● **MATERIAL TO PROCESS**
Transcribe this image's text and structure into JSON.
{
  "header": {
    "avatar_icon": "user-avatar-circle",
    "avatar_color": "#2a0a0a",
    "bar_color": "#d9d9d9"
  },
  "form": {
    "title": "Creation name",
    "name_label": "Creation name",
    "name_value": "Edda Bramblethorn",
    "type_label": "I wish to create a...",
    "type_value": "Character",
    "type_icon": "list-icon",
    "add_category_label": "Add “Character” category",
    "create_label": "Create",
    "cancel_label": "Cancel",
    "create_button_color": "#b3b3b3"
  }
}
* * *
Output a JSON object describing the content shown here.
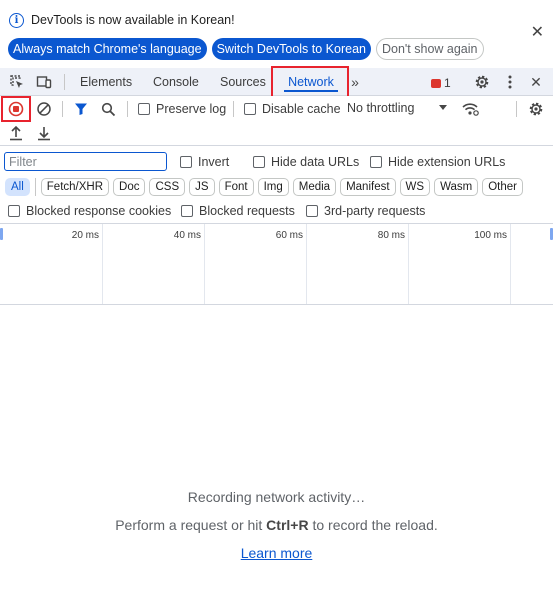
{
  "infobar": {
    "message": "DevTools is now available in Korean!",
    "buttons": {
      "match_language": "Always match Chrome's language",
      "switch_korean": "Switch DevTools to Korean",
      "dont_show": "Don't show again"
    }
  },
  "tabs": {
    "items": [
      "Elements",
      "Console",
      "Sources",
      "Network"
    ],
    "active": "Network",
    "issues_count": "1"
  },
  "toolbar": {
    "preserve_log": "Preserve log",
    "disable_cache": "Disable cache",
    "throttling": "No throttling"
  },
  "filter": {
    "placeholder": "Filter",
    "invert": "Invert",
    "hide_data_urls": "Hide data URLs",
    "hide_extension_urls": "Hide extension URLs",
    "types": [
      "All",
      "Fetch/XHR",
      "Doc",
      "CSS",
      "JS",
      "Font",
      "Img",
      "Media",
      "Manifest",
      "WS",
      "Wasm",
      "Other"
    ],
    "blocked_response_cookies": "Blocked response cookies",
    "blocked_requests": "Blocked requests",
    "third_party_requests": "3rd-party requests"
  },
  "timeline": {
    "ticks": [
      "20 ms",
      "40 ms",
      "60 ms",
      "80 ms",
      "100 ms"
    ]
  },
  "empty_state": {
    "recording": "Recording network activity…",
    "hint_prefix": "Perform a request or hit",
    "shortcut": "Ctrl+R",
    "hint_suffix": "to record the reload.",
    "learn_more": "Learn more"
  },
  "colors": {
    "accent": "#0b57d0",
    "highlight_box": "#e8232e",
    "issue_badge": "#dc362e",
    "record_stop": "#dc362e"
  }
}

● **AIM OF THE TASK**
Which lines of the data include "DevTools"? Copy each of them.

● **ANSWER TO THIS EXERCISE**
    "message": "DevTools is now available in Korean!",
      "switch_korean": "Switch DevTools to Korean",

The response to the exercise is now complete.